__TASK REQUIREMENTS__. The entries below should be transcribed in their entirety, exactly as written.

__STORED DATA__.
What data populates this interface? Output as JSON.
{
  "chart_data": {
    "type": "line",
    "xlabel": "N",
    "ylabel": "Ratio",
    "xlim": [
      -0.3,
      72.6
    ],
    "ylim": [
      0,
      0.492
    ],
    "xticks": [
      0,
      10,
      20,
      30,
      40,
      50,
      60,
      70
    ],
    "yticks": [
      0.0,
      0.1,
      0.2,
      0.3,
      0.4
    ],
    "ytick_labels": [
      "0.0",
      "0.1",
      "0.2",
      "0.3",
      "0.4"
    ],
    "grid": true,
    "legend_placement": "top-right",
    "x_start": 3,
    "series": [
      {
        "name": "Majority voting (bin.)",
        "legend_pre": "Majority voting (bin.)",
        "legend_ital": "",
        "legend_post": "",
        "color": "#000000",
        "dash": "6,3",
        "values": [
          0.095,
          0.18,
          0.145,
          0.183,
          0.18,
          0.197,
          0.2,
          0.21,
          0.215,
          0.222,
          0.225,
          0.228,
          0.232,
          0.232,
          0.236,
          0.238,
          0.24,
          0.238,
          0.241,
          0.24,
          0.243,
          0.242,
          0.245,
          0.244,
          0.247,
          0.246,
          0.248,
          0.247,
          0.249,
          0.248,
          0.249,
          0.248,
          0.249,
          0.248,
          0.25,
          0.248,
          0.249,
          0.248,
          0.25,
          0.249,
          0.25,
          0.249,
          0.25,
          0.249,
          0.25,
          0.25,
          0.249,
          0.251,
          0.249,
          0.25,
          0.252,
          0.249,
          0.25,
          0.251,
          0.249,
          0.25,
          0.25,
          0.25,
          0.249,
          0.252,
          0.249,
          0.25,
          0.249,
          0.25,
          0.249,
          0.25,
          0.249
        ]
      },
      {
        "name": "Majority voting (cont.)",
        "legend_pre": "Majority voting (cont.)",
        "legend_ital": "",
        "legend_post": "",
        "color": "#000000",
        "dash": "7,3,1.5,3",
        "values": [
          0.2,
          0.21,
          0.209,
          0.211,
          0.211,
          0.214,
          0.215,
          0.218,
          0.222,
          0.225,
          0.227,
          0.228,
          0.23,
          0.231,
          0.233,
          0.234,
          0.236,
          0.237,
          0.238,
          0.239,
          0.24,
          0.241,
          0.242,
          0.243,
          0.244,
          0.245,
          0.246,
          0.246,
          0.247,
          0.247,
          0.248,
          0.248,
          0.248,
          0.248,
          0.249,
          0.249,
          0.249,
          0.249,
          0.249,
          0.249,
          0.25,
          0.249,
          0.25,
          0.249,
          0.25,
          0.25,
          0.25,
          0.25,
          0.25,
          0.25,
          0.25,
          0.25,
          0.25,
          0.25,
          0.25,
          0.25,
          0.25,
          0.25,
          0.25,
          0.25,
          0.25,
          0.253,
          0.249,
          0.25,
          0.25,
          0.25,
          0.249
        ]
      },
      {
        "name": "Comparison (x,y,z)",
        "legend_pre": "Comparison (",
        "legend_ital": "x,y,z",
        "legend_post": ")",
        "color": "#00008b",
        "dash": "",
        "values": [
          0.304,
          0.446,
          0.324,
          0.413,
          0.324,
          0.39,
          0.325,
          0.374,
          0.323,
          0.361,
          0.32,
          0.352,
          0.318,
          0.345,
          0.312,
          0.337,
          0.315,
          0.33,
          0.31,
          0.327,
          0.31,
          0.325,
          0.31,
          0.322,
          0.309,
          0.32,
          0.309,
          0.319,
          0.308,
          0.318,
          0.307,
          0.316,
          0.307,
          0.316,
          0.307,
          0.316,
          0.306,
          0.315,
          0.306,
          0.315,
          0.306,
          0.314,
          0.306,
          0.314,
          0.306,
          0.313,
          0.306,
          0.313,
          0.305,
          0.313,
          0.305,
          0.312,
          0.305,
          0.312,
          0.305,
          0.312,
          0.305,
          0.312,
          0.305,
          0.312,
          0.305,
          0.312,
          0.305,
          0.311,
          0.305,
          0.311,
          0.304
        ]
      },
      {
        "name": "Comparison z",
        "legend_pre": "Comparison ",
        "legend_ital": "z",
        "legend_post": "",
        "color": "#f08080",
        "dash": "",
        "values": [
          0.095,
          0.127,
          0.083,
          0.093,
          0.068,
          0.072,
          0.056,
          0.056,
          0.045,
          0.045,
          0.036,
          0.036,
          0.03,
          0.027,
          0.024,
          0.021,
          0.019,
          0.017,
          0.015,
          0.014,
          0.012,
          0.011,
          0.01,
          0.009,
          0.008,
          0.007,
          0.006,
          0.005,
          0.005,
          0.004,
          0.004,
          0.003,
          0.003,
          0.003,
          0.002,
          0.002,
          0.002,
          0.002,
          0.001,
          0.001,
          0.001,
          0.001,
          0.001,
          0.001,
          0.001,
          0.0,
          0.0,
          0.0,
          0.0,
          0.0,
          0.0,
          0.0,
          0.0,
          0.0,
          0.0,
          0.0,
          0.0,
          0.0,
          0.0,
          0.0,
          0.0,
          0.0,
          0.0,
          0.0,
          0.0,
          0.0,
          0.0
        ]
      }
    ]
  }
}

__RESPONSE TO THE EXERCISE__.
What data populates this interface? Output as JSON.
{
  "chart_data": {
    "type": "line",
    "xlabel": "N",
    "ylabel": "Ratio",
    "xlim": [
      -0.3,
      72.6
    ],
    "ylim": [
      0,
      0.492
    ],
    "xticks": [
      0,
      10,
      20,
      30,
      40,
      50,
      60,
      70
    ],
    "yticks": [
      0.0,
      0.1,
      0.2,
      0.3,
      0.4
    ],
    "ytick_labels": [
      "0.0",
      "0.1",
      "0.2",
      "0.3",
      "0.4"
    ],
    "grid": true,
    "legend_placement": "top-right",
    "x_start": 3,
    "series": [
      {
        "name": "Majority voting (bin.)",
        "legend_pre": "Majority voting (bin.)",
        "legend_ital": "",
        "legend_post": "",
        "color": "#000000",
        "dash": "6,3",
        "values": [
          0.095,
          0.18,
          0.145,
          0.183,
          0.18,
          0.197,
          0.2,
          0.21,
          0.215,
          0.222,
          0.225,
          0.228,
          0.232,
          0.232,
          0.236,
          0.238,
          0.24,
          0.238,
          0.241,
          0.24,
          0.243,
          0.242,
          0.245,
          0.244,
          0.247,
          0.246,
          0.248,
          0.247,
          0.249,
          0.248,
          0.249,
          0.248,
          0.249,
          0.248,
          0.25,
          0.248,
          0.249,
          0.248,
          0.25,
          0.249,
          0.25,
          0.249,
          0.25,
          0.249,
          0.25,
          0.25,
          0.249,
          0.251,
          0.249,
          0.25,
          0.252,
          0.249,
          0.25,
          0.251,
          0.249,
          0.25,
          0.25,
          0.25,
          0.249,
          0.252,
          0.249,
          0.25,
          0.249,
          0.25,
          0.249,
          0.25,
          0.249
        ]
      },
      {
        "name": "Majority voting (cont.)",
        "legend_pre": "Majority voting (cont.)",
        "legend_ital": "",
        "legend_post": "",
        "color": "#000000",
        "dash": "7,3,1.5,3",
        "values": [
          0.2,
          0.21,
          0.209,
          0.211,
          0.211,
          0.214,
          0.215,
          0.218,
          0.222,
          0.225,
          0.227,
          0.228,
          0.23,
          0.231,
          0.233,
          0.234,
          0.236,
          0.237,
          0.238,
          0.239,
          0.24,
          0.241,
          0.242,
          0.243,
          0.244,
          0.245,
          0.246,
          0.246,
          0.247,
          0.247,
          0.248,
          0.248,
          0.248,
          0.248,
          0.249,
          0.249,
          0.249,
          0.249,
          0.249,
          0.249,
          0.25,
          0.249,
          0.25,
          0.249,
          0.25,
          0.25,
          0.25,
          0.25,
          0.25,
          0.25,
          0.25,
          0.25,
          0.25,
          0.25,
          0.25,
          0.25,
          0.25,
          0.25,
          0.25,
          0.25,
          0.25,
          0.253,
          0.249,
          0.25,
          0.25,
          0.25,
          0.249
        ]
      },
      {
        "name": "Comparison (x,y,z)",
        "legend_pre": "Comparison (",
        "legend_ital": "x,y,z",
        "legend_post": ")",
        "color": "#00008b",
        "dash": "",
        "values": [
          0.304,
          0.446,
          0.324,
          0.413,
          0.324,
          0.39,
          0.325,
          0.374,
          0.323,
          0.361,
          0.32,
          0.352,
          0.318,
          0.345,
          0.312,
          0.337,
          0.315,
          0.33,
          0.31,
          0.327,
          0.31,
          0.325,
          0.31,
          0.322,
          0.309,
          0.32,
          0.309,
          0.319,
          0.308,
          0.318,
          0.307,
          0.316,
          0.307,
          0.316,
          0.307,
          0.316,
          0.306,
          0.315,
          0.306,
          0.315,
          0.306,
          0.314,
          0.306,
          0.314,
          0.306,
          0.313,
          0.306,
          0.313,
          0.305,
          0.313,
          0.305,
          0.312,
          0.305,
          0.312,
          0.305,
          0.312,
          0.305,
          0.312,
          0.305,
          0.312,
          0.305,
          0.312,
          0.305,
          0.311,
          0.305,
          0.311,
          0.304
        ]
      },
      {
        "name": "Comparison z",
        "legend_pre": "Comparison ",
        "legend_ital": "z",
        "legend_post": "",
        "color": "#f08080",
        "dash": "",
        "values": [
          0.095,
          0.127,
          0.083,
          0.093,
          0.068,
          0.072,
          0.056,
          0.056,
          0.045,
          0.045,
          0.036,
          0.036,
          0.03,
          0.027,
          0.024,
          0.021,
          0.019,
          0.017,
          0.015,
          0.014,
          0.012,
          0.011,
          0.01,
          0.009,
          0.008,
          0.007,
          0.006,
          0.005,
          0.005,
          0.004,
          0.004,
          0.003,
          0.003,
          0.003,
          0.002,
          0.002,
          0.002,
          0.002,
          0.001,
          0.001,
          0.001,
          0.001,
          0.001,
          0.001,
          0.001,
          0.0,
          0.0,
          0.0,
          0.0,
          0.0,
          0.0,
          0.0,
          0.0,
          0.0,
          0.0,
          0.0,
          0.0,
          0.0,
          0.0,
          0.0,
          0.0,
          0.0,
          0.0,
          0.0,
          0.0,
          0.0,
          0.0
        ]
      }
    ]
  }
}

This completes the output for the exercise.